Aim 1 => Reproduce the rows below verbatim, starting with the first row and going on through the row that contains "x-tick-label: 04/18 bbox=[122, 446, 136, 476]", both included.

Reading passage =>

━━━━━━━━

Revenue.  Total revenue increased by approximately $1.9 million, or 12%, to $17.6 million for the three months ended June 30, 2010, from $15.7 million for the three months ended June 30, 2009. The primary reason for the increase is the focus on equipment sales related to our Simplex products. The increase in our Simplex sales was partially offset by decreases in service revenue and equipment sales in our duplex business. Our duplex business is being affected by our two-way communication issues and, despite our efforts to maintain our duplex subscriber base by lowering prices for our duplex products, our duplex subscriber base decreased 6% during the three months ended June 30, 2010 compared to the corresponding period in 2009.

Our ARPU for Simplex during the three months ended June 30, 2010, increased by 24% to $6.85 from $5.53 for the same period in 2009. This increase resulted from a shift in product mix to our higher priced SPOT satellite GPS messenger products compared to other Simplex products. During the twelve-month period from June 30, 2009 to June 30, 2010 our overall net subscribers increased by approximately 41,000.

Service Revenue. Service revenue increased $0.3 million, or approximately 3%, to $12.9 million for the three months ended June 30, 2010, from $12.6 million for the same period in 2009. This increase is attributed to growth in our Simplex subscriber base and our Simplex ARPU increasing at 31% and 24%, respectively. In particular, increased service revenue was generated from our SPOT Satellite GPS messenger services as a result of additional SPOT service subscribers and prior year SPOT service subscribers’ renewing their annual subscriptions. These gains in Simplex were partially offset by a decrease in our duplex business resulting from our two-way communication issues and, in response, reductions of our prices for duplex services.

Subscriber Equipment Sales. Subscriber equipment sales increased by approximately $1.5 million, or 49%, to $4.7 million for the three months ended June 30, 2010, from $3.2 million for the same period in 2009. The increase was due primarily to a 64% increase in sales of our Simplex products and services during the three months ended June 30, 2010 when compared to the three months ended June 30, 2009.

Operating Expenses. Total operating expenses decreased $1.7 million, or approximately 6%, to $26.6 million for the three months ended June 30, 2010, from $28.3 million for the same period in 2009. This decrease was due to reductions in our headcount, lower marketing and advertising costs and various other operating expense reductions throughout the Company.

━━━━━━━━

Aim 2 => According to the quarterly revenue discussion, by what percentage did Simplex ARPU increase for the three months ended June 30, 2010, and to what amount?

━━━━━━━━

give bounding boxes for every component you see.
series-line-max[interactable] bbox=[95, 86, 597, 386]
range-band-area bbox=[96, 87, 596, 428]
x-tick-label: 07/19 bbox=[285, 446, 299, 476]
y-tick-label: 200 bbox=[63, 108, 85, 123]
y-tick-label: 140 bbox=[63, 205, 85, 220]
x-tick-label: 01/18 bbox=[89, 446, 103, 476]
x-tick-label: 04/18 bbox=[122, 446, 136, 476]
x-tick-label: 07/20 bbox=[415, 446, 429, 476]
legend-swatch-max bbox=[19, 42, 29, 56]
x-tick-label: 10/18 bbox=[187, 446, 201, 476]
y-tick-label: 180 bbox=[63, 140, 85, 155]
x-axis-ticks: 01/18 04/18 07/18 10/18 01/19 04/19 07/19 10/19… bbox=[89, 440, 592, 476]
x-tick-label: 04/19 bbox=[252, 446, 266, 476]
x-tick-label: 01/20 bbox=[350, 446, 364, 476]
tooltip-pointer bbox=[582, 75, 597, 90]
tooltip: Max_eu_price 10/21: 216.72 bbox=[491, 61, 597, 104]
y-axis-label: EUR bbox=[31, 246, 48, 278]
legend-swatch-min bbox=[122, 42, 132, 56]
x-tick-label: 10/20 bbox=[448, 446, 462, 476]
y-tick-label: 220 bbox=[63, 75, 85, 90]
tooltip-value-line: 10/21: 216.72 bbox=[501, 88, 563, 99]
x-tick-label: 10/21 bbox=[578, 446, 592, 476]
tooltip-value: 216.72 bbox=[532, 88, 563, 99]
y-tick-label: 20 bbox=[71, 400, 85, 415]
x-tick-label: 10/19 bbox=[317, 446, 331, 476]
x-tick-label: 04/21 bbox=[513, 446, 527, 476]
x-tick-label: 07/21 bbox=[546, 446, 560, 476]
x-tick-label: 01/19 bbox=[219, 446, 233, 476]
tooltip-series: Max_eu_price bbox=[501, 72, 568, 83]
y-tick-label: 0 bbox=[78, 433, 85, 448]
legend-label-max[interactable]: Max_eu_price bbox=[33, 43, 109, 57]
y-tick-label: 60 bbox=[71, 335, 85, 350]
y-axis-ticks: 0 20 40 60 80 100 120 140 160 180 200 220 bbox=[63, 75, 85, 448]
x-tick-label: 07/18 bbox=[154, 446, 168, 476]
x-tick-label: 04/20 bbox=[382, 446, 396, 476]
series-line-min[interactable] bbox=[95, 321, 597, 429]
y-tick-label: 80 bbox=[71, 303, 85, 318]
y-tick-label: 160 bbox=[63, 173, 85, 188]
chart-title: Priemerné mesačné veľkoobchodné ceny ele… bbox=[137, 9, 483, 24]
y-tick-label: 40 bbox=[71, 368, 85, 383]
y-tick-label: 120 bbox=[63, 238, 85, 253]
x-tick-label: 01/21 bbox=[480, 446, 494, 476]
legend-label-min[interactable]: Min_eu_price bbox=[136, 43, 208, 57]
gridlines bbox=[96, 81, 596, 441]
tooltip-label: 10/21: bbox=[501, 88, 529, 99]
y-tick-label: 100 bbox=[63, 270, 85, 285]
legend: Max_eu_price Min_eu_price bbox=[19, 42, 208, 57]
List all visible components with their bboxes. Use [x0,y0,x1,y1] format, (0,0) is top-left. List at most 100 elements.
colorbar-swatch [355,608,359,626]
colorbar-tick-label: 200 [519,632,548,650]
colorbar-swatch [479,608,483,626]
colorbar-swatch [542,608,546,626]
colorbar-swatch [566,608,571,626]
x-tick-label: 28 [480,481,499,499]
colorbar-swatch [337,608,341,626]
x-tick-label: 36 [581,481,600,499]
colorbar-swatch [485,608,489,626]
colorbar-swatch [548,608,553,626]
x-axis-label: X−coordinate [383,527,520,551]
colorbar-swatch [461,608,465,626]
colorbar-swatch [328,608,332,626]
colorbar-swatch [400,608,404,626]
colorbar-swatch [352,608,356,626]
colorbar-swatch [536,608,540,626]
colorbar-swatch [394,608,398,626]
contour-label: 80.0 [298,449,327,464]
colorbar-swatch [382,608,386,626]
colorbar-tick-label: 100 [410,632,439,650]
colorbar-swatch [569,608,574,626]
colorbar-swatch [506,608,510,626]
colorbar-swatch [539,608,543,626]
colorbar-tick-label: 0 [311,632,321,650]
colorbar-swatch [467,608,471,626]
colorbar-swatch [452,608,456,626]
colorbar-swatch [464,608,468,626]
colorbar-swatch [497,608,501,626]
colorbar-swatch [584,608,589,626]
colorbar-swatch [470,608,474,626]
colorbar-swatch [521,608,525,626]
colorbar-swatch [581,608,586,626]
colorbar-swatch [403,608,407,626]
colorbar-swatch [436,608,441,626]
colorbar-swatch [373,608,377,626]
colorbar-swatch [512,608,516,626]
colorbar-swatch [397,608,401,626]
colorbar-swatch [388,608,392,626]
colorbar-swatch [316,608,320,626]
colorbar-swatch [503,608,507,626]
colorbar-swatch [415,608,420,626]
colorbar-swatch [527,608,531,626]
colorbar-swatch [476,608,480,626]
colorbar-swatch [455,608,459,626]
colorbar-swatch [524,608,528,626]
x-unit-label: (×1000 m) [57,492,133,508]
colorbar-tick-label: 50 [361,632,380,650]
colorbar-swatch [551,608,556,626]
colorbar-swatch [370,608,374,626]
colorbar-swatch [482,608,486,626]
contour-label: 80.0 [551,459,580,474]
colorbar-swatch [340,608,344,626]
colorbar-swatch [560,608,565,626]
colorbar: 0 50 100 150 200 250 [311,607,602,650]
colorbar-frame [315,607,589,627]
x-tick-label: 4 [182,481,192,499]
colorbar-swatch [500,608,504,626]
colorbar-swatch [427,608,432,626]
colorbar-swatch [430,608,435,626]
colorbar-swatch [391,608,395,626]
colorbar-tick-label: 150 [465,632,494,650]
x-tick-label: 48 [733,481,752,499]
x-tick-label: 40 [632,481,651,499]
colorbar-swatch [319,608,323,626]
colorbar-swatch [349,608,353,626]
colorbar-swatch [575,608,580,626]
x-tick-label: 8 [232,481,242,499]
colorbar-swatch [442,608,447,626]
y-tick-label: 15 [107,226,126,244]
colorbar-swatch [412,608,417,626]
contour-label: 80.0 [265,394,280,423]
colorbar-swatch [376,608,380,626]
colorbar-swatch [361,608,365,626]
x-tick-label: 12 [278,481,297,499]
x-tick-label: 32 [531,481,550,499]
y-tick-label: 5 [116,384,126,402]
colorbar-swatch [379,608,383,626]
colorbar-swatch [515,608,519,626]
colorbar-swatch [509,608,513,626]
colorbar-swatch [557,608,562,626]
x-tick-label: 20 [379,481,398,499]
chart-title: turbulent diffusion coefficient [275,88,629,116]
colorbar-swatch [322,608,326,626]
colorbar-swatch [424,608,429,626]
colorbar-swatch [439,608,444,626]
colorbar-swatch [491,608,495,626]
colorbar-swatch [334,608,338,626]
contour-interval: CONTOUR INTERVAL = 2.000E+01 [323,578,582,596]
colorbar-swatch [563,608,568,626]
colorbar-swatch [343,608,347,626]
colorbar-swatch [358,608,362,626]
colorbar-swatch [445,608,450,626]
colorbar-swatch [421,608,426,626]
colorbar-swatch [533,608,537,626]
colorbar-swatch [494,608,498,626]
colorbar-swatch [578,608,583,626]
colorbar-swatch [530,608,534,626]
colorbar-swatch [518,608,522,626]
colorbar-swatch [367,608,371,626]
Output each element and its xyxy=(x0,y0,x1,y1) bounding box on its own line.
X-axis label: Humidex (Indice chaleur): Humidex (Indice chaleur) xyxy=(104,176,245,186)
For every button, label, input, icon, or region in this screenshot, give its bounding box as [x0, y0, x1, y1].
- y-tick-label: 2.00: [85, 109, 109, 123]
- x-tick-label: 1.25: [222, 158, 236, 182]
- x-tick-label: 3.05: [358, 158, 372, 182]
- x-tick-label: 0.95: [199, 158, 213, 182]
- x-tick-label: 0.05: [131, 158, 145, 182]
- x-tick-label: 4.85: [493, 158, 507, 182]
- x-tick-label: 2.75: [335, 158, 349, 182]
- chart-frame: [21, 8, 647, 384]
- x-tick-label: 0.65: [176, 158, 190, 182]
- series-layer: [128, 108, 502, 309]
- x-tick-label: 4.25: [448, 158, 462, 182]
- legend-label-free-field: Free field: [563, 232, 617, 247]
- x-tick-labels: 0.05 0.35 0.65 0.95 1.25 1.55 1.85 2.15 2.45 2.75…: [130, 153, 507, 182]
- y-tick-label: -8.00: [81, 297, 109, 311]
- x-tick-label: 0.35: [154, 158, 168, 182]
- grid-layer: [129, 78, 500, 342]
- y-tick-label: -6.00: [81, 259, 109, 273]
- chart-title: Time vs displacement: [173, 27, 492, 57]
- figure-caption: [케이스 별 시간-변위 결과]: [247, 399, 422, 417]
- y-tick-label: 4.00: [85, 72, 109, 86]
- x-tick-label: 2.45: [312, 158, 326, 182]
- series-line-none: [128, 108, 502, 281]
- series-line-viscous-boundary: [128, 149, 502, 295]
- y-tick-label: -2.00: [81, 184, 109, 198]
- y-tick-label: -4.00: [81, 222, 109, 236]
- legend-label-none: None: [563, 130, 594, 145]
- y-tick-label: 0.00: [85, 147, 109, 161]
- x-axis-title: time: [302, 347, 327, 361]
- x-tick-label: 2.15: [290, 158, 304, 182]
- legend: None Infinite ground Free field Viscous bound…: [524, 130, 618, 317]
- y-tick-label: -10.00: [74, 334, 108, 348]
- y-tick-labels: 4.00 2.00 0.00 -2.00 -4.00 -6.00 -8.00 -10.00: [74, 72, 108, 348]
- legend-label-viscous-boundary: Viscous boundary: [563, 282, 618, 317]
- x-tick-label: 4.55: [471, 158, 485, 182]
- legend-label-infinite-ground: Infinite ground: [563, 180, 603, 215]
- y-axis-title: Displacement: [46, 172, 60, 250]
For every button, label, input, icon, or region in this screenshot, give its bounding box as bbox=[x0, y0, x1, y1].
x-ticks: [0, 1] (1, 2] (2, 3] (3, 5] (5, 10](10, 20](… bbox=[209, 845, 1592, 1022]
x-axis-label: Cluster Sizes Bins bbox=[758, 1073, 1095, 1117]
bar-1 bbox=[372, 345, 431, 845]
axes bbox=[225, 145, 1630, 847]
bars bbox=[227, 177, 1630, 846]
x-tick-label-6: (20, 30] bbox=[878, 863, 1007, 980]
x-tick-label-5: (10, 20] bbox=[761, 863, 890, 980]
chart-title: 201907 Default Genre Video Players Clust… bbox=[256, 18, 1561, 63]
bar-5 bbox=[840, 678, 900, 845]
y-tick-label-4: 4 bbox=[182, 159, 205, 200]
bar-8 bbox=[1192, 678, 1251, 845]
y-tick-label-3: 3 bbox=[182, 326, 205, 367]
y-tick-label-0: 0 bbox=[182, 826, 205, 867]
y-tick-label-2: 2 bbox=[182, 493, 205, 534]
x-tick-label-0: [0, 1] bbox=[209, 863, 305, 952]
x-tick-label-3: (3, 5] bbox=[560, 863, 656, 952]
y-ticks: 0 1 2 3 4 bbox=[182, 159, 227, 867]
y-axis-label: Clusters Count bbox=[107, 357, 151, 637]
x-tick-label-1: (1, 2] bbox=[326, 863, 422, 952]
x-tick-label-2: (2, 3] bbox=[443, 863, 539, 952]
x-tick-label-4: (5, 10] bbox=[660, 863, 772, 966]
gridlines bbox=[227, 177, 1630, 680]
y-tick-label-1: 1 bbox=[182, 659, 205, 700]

━━━━━━━━

Complete output 1 =>
give bounding boxes for every component you see.
series-line-max[interactable] bbox=[95, 86, 597, 386]
range-band-area bbox=[96, 87, 596, 428]
x-tick-label: 07/19 bbox=[285, 446, 299, 476]
y-tick-label: 200 bbox=[63, 108, 85, 123]
y-tick-label: 140 bbox=[63, 205, 85, 220]
x-tick-label: 01/18 bbox=[89, 446, 103, 476]
x-tick-label: 04/18 bbox=[122, 446, 136, 476]

Complete output 2 => It increased by 24%, to $6.85 from $5.53.